Task requirements:
Return the records that follow, matching each one exactly.

_____

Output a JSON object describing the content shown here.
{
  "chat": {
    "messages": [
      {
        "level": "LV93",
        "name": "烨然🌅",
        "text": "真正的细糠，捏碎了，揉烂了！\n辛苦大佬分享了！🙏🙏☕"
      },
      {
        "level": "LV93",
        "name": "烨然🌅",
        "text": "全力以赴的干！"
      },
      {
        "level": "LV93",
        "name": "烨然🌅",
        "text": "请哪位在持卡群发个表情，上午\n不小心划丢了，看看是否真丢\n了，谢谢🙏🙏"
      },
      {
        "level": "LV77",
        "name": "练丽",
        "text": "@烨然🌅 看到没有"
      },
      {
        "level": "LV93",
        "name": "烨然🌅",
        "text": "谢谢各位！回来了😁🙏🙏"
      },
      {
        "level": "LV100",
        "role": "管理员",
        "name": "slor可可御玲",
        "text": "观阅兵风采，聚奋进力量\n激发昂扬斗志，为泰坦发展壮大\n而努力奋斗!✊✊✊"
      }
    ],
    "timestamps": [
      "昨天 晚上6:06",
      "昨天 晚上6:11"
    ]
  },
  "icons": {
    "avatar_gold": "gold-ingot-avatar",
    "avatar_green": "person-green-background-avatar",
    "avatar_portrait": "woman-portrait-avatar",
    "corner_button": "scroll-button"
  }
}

_____

Written answer:
Output a JSON object describing the content shown here.
{
  "chat": {
    "messages": [
      {
        "level": "LV93",
        "name": "烨然🌅",
        "text": "真正的细糠，捏碎了，揉烂了！\n辛苦大佬分享了！🙏🙏☕"
      },
      {
        "level": "LV93",
        "name": "烨然🌅",
        "text": "全力以赴的干！"
      },
      {
        "level": "LV93",
        "name": "烨然🌅",
        "text": "请哪位在持卡群发个表情，上午\n不小心划丢了，看看是否真丢\n了，谢谢🙏🙏"
      },
      {
        "level": "LV77",
        "name": "练丽",
        "text": "@烨然🌅 看到没有"
      },
      {
        "level": "LV93",
        "name": "烨然🌅",
        "text": "谢谢各位！回来了😁🙏🙏"
      },
      {
        "level": "LV100",
        "role": "管理员",
        "name": "slor可可御玲",
        "text": "观阅兵风采，聚奋进力量\n激发昂扬斗志，为泰坦发展壮大\n而努力奋斗!✊✊✊"
      }
    ],
    "timestamps": [
      "昨天 晚上6:06",
      "昨天 晚上6:11"
    ]
  },
  "icons": {
    "avatar_gold": "gold-ingot-avatar",
    "avatar_green": "person-green-background-avatar",
    "avatar_portrait": "woman-portrait-avatar",
    "corner_button": "scroll-button"
  }
}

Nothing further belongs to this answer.